▸ Problem to solve
Filter the entries that follow, copying every line in which the word "this" appears.

(Records from a data source)
------------------------------------------------------------------------
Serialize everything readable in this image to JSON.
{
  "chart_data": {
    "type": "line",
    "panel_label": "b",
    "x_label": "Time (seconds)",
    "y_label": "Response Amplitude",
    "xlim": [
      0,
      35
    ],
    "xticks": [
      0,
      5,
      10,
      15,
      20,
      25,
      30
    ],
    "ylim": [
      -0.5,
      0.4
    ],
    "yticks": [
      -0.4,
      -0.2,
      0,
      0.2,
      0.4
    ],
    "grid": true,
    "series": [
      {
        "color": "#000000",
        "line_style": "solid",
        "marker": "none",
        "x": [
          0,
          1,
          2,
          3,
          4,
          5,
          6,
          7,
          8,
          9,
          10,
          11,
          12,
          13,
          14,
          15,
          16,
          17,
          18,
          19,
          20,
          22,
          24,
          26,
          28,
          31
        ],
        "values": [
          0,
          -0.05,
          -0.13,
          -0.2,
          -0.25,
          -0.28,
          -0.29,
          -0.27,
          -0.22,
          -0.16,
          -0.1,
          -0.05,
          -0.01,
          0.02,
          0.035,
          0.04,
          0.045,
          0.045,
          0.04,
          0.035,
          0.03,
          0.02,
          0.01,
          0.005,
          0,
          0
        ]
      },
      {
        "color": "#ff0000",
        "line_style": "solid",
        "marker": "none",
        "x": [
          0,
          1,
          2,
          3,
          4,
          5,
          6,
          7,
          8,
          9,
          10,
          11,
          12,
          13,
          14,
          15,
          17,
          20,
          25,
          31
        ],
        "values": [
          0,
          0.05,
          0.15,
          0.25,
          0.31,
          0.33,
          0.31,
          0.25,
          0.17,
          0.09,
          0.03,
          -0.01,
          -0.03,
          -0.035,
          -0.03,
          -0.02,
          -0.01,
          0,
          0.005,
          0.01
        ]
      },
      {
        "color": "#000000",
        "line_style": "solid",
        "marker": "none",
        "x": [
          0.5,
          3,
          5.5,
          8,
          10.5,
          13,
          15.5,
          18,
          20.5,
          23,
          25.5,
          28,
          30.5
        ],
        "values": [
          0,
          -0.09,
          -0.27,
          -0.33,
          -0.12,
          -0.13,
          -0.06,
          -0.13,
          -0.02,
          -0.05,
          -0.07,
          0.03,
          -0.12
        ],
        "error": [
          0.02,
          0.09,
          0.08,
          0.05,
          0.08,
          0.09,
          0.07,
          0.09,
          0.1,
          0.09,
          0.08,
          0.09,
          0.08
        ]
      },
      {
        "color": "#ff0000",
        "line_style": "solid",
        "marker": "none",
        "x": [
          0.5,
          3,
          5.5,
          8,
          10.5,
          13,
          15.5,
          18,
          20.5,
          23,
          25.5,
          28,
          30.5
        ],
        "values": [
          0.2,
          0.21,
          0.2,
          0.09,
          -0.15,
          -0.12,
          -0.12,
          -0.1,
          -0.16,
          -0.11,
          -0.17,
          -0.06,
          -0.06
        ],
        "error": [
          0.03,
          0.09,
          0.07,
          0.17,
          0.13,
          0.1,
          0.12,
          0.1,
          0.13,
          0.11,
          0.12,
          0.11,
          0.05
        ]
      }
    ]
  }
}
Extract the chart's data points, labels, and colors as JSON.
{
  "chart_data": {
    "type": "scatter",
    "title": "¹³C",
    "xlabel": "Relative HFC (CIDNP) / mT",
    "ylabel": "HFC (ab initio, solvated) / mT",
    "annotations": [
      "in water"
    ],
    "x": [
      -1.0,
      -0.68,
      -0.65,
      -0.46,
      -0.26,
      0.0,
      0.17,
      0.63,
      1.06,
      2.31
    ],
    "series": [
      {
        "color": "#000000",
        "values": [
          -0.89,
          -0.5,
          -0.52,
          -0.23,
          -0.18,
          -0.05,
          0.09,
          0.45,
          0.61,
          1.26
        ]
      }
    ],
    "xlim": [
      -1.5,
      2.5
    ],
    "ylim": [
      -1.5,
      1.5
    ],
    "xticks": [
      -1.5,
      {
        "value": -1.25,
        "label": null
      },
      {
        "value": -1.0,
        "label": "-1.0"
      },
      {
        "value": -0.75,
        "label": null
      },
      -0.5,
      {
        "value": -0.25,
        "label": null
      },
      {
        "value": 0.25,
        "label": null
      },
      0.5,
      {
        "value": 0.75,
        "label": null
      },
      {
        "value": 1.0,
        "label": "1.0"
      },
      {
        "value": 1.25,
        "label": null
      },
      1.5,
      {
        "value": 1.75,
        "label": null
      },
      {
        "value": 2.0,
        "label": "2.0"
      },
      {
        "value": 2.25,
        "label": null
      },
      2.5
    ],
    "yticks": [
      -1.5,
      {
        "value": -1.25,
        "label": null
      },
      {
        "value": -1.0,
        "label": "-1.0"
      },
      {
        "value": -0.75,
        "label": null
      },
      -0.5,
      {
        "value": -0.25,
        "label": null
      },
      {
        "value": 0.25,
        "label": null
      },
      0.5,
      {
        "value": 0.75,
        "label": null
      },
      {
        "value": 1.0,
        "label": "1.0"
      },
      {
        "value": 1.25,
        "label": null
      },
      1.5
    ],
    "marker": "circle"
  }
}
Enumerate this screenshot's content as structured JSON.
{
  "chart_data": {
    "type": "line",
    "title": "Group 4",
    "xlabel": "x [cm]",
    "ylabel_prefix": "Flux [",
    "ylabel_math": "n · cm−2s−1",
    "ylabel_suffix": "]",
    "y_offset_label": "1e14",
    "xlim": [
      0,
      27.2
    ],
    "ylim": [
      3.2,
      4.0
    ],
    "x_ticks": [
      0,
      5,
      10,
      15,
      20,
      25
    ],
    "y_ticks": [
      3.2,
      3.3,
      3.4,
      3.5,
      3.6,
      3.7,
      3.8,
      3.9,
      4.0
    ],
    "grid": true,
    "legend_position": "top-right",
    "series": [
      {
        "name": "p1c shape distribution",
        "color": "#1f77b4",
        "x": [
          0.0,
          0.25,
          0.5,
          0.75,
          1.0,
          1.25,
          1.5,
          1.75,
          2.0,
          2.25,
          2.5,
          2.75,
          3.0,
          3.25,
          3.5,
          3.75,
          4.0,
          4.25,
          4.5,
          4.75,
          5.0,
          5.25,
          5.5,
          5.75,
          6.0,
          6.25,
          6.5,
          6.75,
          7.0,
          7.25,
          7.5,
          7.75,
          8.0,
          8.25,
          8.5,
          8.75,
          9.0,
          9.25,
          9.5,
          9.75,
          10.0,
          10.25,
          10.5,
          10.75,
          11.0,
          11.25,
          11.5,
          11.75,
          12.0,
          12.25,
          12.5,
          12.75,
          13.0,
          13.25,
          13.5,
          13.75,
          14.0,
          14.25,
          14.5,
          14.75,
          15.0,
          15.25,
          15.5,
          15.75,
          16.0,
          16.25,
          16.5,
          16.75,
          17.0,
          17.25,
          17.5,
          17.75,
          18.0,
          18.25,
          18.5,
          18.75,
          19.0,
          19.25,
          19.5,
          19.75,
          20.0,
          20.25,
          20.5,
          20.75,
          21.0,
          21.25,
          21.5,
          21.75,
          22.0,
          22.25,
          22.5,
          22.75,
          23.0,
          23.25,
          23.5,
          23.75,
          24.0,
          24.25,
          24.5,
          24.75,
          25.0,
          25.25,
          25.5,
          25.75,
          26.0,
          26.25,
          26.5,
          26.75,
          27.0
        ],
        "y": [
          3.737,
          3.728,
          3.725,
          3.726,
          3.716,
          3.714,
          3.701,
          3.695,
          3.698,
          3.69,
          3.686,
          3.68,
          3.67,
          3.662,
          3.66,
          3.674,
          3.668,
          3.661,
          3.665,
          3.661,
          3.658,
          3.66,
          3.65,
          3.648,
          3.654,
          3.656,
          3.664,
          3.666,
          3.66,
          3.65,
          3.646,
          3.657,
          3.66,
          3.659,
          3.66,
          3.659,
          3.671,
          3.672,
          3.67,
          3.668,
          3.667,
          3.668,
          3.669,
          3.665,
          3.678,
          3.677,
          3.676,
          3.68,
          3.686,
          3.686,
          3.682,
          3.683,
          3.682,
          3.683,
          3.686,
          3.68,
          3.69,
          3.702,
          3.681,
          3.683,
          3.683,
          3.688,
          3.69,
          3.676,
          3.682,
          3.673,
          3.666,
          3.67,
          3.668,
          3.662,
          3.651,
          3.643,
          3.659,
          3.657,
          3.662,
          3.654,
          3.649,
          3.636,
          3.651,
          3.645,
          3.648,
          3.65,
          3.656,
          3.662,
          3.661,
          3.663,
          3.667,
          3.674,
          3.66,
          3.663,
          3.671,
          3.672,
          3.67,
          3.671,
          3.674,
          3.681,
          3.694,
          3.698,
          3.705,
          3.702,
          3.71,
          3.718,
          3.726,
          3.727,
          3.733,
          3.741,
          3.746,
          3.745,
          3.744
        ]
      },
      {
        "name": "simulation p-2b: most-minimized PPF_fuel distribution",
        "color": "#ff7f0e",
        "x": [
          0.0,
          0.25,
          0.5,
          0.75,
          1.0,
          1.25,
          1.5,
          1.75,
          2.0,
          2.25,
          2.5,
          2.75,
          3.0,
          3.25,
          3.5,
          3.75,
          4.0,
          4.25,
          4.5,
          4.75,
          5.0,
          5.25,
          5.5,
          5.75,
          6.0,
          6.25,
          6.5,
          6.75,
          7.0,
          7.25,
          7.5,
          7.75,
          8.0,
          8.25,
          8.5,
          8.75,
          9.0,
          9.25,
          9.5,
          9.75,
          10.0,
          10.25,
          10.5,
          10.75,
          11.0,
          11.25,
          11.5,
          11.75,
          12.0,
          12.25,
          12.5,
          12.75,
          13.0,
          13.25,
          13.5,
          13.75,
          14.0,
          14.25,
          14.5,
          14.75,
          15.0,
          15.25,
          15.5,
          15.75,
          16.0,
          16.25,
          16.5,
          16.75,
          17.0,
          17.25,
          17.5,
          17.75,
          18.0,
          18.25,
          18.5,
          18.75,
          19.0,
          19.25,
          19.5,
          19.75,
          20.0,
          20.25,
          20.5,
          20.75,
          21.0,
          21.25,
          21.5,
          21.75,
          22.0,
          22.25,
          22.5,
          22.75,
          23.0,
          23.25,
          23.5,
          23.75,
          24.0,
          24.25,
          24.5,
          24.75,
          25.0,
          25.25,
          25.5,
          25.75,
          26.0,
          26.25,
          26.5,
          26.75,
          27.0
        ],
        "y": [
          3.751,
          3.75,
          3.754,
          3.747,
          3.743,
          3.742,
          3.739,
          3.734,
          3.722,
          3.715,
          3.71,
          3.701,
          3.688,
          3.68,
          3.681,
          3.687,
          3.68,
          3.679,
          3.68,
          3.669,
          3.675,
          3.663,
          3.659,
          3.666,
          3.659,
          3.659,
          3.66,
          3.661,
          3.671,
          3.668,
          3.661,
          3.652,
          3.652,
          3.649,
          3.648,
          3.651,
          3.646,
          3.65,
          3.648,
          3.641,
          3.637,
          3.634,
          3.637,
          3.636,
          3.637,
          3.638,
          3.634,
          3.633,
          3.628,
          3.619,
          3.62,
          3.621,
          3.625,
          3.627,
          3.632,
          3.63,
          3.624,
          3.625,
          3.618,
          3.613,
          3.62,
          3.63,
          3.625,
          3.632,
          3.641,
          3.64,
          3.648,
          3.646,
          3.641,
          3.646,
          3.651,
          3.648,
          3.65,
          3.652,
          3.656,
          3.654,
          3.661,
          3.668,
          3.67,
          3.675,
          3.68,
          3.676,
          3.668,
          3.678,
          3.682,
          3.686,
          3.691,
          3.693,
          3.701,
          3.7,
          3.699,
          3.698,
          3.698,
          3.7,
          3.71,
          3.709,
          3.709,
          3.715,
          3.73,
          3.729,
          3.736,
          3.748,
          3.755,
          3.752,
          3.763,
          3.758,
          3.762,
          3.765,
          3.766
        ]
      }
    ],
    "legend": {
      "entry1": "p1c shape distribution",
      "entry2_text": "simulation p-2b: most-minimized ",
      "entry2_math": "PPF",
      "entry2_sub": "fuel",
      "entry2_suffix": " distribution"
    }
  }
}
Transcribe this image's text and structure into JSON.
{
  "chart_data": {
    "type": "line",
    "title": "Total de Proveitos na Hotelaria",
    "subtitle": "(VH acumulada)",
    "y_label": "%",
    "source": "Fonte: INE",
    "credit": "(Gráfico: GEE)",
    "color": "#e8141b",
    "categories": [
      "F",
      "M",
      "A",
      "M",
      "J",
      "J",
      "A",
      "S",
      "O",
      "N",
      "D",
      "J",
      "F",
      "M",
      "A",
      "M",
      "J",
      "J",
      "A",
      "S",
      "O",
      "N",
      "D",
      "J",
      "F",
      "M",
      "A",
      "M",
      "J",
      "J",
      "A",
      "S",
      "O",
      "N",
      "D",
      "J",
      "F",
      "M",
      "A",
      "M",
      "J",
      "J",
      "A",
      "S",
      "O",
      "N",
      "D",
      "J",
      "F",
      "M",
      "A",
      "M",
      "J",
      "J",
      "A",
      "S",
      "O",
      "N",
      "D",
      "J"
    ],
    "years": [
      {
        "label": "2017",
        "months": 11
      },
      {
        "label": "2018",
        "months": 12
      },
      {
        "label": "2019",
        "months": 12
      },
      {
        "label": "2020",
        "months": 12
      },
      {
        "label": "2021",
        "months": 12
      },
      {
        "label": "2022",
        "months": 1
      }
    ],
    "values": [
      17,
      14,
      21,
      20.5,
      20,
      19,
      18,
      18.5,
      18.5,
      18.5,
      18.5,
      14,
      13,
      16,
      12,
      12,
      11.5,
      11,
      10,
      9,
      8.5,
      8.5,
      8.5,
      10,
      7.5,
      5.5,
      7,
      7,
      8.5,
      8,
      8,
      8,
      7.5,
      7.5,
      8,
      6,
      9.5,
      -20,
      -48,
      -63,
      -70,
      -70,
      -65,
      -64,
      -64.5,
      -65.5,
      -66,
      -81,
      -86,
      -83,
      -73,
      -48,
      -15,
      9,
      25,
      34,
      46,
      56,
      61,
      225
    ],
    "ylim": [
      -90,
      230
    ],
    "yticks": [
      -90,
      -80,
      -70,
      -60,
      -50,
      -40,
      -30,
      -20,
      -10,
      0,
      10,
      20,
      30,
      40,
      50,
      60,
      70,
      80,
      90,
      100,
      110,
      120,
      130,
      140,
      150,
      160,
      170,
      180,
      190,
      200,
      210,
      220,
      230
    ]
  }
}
------------------------------------------------------------------------
▸ Task answer
Serialize everything readable in this image to JSON.
Enumerate this screenshot's content as structured JSON.
Transcribe this image's text and structure into JSON.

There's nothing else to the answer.